» **Excerpt from a dataset**
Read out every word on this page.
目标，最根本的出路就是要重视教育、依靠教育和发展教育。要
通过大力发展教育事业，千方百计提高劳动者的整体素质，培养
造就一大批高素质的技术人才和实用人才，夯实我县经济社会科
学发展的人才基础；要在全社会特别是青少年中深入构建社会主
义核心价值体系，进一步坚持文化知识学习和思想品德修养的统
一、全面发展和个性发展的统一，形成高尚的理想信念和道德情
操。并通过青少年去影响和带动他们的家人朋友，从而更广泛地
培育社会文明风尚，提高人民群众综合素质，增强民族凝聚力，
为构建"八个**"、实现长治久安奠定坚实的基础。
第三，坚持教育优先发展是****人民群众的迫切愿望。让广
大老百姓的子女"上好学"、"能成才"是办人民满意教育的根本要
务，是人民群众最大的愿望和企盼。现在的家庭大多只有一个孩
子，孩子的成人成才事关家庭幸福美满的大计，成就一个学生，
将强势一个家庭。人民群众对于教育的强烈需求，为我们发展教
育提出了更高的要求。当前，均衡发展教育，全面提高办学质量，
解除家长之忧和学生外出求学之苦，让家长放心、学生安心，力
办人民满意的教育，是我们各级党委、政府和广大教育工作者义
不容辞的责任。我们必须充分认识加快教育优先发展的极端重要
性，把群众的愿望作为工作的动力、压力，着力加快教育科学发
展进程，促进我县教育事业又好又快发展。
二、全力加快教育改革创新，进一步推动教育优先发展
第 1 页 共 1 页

» **Request**
Exactly as written above, please repeat the entries.

» **Task output**
Read out every word on this page.
目标，最根本的出路就是要重视教育、依靠教育和发展教育。要
通过大力发展教育事业，千方百计提高劳动者的整体素质，培养
造就一大批高素质的技术人才和实用人才，夯实我县经济社会科
学发展的人才基础；要在全社会特别是青少年中深入构建社会主
义核心价值体系，进一步坚持文化知识学习和思想品德修养的统
一、全面发展和个性发展的统一，形成高尚的理想信念和道德情
操。并通过青少年去影响和带动他们的家人朋友，从而更广泛地
培育社会文明风尚，提高人民群众综合素质，增强民族凝聚力，
为构建"八个**"、实现长治久安奠定坚实的基础。
第三，坚持教育优先发展是****人民群众的迫切愿望。让广
大老百姓的子女"上好学"、"能成才"是办人民满意教育的根本要
务，是人民群众最大的愿望和企盼。现在的家庭大多只有一个孩
子，孩子的成人成才事关家庭幸福美满的大计，成就一个学生，
将强势一个家庭。人民群众对于教育的强烈需求，为我们发展教
育提出了更高的要求。当前，均衡发展教育，全面提高办学质量，
解除家长之忧和学生外出求学之苦，让家长放心、学生安心，力
办人民满意的教育，是我们各级党委、政府和广大教育工作者义
不容辞的责任。我们必须充分认识加快教育优先发展的极端重要
性，把群众的愿望作为工作的动力、压力，着力加快教育科学发
展进程，促进我县教育事业又好又快发展。
二、全力加快教育改革创新，进一步推动教育优先发展
第 1 页 共 1 页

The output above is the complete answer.